**EXERCISE**
Reproduce all the entries precisely.

Structured figure records

========

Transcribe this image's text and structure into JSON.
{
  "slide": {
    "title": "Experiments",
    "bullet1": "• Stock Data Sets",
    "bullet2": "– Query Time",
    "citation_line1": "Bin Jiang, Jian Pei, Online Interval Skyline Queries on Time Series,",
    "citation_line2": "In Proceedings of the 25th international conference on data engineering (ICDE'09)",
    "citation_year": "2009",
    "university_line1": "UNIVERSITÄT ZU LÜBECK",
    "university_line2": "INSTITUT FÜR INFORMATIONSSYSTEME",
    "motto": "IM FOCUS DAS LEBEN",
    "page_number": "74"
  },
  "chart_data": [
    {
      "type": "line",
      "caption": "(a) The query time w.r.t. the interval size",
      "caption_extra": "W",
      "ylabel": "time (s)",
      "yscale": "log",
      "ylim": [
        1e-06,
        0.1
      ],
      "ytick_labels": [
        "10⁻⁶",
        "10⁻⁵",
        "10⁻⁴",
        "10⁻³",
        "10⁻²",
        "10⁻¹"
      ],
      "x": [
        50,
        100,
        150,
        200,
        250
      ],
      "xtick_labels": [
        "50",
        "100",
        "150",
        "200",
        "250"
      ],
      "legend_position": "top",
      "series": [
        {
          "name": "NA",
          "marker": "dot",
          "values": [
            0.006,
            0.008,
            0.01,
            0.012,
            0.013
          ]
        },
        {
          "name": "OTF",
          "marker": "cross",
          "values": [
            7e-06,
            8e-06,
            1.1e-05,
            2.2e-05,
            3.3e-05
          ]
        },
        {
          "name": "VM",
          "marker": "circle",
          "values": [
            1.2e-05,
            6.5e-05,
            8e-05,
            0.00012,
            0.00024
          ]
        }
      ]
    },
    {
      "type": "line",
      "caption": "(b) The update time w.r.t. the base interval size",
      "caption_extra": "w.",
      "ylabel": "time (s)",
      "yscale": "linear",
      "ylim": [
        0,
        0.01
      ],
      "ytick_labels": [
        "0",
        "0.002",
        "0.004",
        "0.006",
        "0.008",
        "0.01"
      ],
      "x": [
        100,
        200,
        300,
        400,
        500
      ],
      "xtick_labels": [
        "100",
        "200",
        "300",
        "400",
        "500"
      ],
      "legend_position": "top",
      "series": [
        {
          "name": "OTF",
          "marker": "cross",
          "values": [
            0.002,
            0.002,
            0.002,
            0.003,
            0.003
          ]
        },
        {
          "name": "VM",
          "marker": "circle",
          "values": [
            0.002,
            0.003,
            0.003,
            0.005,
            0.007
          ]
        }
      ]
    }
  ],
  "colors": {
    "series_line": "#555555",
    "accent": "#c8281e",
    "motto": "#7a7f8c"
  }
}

========

**SOLVED EXERCISE**
Transcribe this image's text and structure into JSON.
{
  "slide": {
    "title": "Experiments",
    "bullet1": "• Stock Data Sets",
    "bullet2": "– Query Time",
    "citation_line1": "Bin Jiang, Jian Pei, Online Interval Skyline Queries on Time Series,",
    "citation_line2": "In Proceedings of the 25th international conference on data engineering (ICDE'09)",
    "citation_year": "2009",
    "university_line1": "UNIVERSITÄT ZU LÜBECK",
    "university_line2": "INSTITUT FÜR INFORMATIONSSYSTEME",
    "motto": "IM FOCUS DAS LEBEN",
    "page_number": "74"
  },
  "chart_data": [
    {
      "type": "line",
      "caption": "(a) The query time w.r.t. the interval size",
      "caption_extra": "W",
      "ylabel": "time (s)",
      "yscale": "log",
      "ylim": [
        1e-06,
        0.1
      ],
      "ytick_labels": [
        "10⁻⁶",
        "10⁻⁵",
        "10⁻⁴",
        "10⁻³",
        "10⁻²",
        "10⁻¹"
      ],
      "x": [
        50,
        100,
        150,
        200,
        250
      ],
      "xtick_labels": [
        "50",
        "100",
        "150",
        "200",
        "250"
      ],
      "legend_position": "top",
      "series": [
        {
          "name": "NA",
          "marker": "dot",
          "values": [
            0.006,
            0.008,
            0.01,
            0.012,
            0.013
          ]
        },
        {
          "name": "OTF",
          "marker": "cross",
          "values": [
            7e-06,
            8e-06,
            1.1e-05,
            2.2e-05,
            3.3e-05
          ]
        },
        {
          "name": "VM",
          "marker": "circle",
          "values": [
            1.2e-05,
            6.5e-05,
            8e-05,
            0.00012,
            0.00024
          ]
        }
      ]
    },
    {
      "type": "line",
      "caption": "(b) The update time w.r.t. the base interval size",
      "caption_extra": "w.",
      "ylabel": "time (s)",
      "yscale": "linear",
      "ylim": [
        0,
        0.01
      ],
      "ytick_labels": [
        "0",
        "0.002",
        "0.004",
        "0.006",
        "0.008",
        "0.01"
      ],
      "x": [
        100,
        200,
        300,
        400,
        500
      ],
      "xtick_labels": [
        "100",
        "200",
        "300",
        "400",
        "500"
      ],
      "legend_position": "top",
      "series": [
        {
          "name": "OTF",
          "marker": "cross",
          "values": [
            0.002,
            0.002,
            0.002,
            0.003,
            0.003
          ]
        },
        {
          "name": "VM",
          "marker": "circle",
          "values": [
            0.002,
            0.003,
            0.003,
            0.005,
            0.007
          ]
        }
      ]
    }
  ],
  "colors": {
    "series_line": "#555555",
    "accent": "#c8281e",
    "motto": "#7a7f8c"
  }
}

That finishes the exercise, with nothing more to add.